> **Dataset extract**
——

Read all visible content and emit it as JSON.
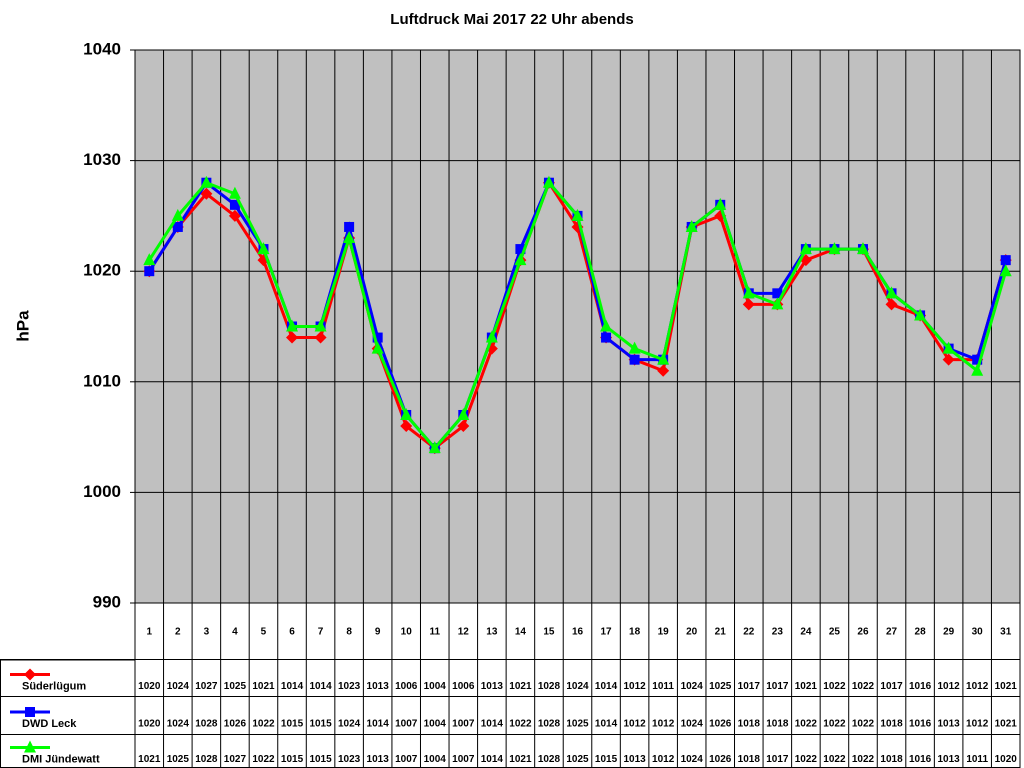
{
  "chart_data": {
    "type": "line",
    "title": "Luftdruck Mai 2017 22 Uhr abends",
    "y_label": "hPa",
    "categories": [
      "1",
      "2",
      "3",
      "4",
      "5",
      "6",
      "7",
      "8",
      "9",
      "10",
      "11",
      "12",
      "13",
      "14",
      "15",
      "16",
      "17",
      "18",
      "19",
      "20",
      "21",
      "22",
      "23",
      "24",
      "25",
      "26",
      "27",
      "28",
      "29",
      "30",
      "31"
    ],
    "series": [
      {
        "name": "Süderlügum",
        "color": "#ff0000",
        "marker": "diamond",
        "values": [
          1020,
          1024,
          1027,
          1025,
          1021,
          1014,
          1014,
          1023,
          1013,
          1006,
          1004,
          1006,
          1013,
          1021,
          1028,
          1024,
          1014,
          1012,
          1011,
          1024,
          1025,
          1017,
          1017,
          1021,
          1022,
          1022,
          1017,
          1016,
          1012,
          1012,
          1021
        ]
      },
      {
        "name": "DWD Leck",
        "color": "#0000ff",
        "marker": "square",
        "values": [
          1020,
          1024,
          1028,
          1026,
          1022,
          1015,
          1015,
          1024,
          1014,
          1007,
          1004,
          1007,
          1014,
          1022,
          1028,
          1025,
          1014,
          1012,
          1012,
          1024,
          1026,
          1018,
          1018,
          1022,
          1022,
          1022,
          1018,
          1016,
          1013,
          1012,
          1021
        ]
      },
      {
        "name": "DMI Jündewatt",
        "color": "#00ff00",
        "marker": "triangle",
        "values": [
          1021,
          1025,
          1028,
          1027,
          1022,
          1015,
          1015,
          1023,
          1013,
          1007,
          1004,
          1007,
          1014,
          1021,
          1028,
          1025,
          1015,
          1013,
          1012,
          1024,
          1026,
          1018,
          1017,
          1022,
          1022,
          1022,
          1018,
          1016,
          1013,
          1011,
          1020
        ]
      }
    ],
    "ylim": [
      990,
      1040
    ],
    "yticks": [
      990,
      1000,
      1010,
      1020,
      1030,
      1040
    ],
    "grid": true,
    "plot_background": "#c0c0c0"
  }
}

——

> **Aim**
Write out the entries above verbatim; the pictures do not belong in your copy.

> **Finished answer**
Read all visible content and emit it as JSON.
{
  "chart_data": {
    "type": "line",
    "title": "Luftdruck Mai 2017 22 Uhr abends",
    "y_label": "hPa",
    "categories": [
      "1",
      "2",
      "3",
      "4",
      "5",
      "6",
      "7",
      "8",
      "9",
      "10",
      "11",
      "12",
      "13",
      "14",
      "15",
      "16",
      "17",
      "18",
      "19",
      "20",
      "21",
      "22",
      "23",
      "24",
      "25",
      "26",
      "27",
      "28",
      "29",
      "30",
      "31"
    ],
    "series": [
      {
        "name": "Süderlügum",
        "color": "#ff0000",
        "marker": "diamond",
        "values": [
          1020,
          1024,
          1027,
          1025,
          1021,
          1014,
          1014,
          1023,
          1013,
          1006,
          1004,
          1006,
          1013,
          1021,
          1028,
          1024,
          1014,
          1012,
          1011,
          1024,
          1025,
          1017,
          1017,
          1021,
          1022,
          1022,
          1017,
          1016,
          1012,
          1012,
          1021
        ]
      },
      {
        "name": "DWD Leck",
        "color": "#0000ff",
        "marker": "square",
        "values": [
          1020,
          1024,
          1028,
          1026,
          1022,
          1015,
          1015,
          1024,
          1014,
          1007,
          1004,
          1007,
          1014,
          1022,
          1028,
          1025,
          1014,
          1012,
          1012,
          1024,
          1026,
          1018,
          1018,
          1022,
          1022,
          1022,
          1018,
          1016,
          1013,
          1012,
          1021
        ]
      },
      {
        "name": "DMI Jündewatt",
        "color": "#00ff00",
        "marker": "triangle",
        "values": [
          1021,
          1025,
          1028,
          1027,
          1022,
          1015,
          1015,
          1023,
          1013,
          1007,
          1004,
          1007,
          1014,
          1021,
          1028,
          1025,
          1015,
          1013,
          1012,
          1024,
          1026,
          1018,
          1017,
          1022,
          1022,
          1022,
          1018,
          1016,
          1013,
          1011,
          1020
        ]
      }
    ],
    "ylim": [
      990,
      1040
    ],
    "yticks": [
      990,
      1000,
      1010,
      1020,
      1030,
      1040
    ],
    "grid": true,
    "plot_background": "#c0c0c0"
  }
}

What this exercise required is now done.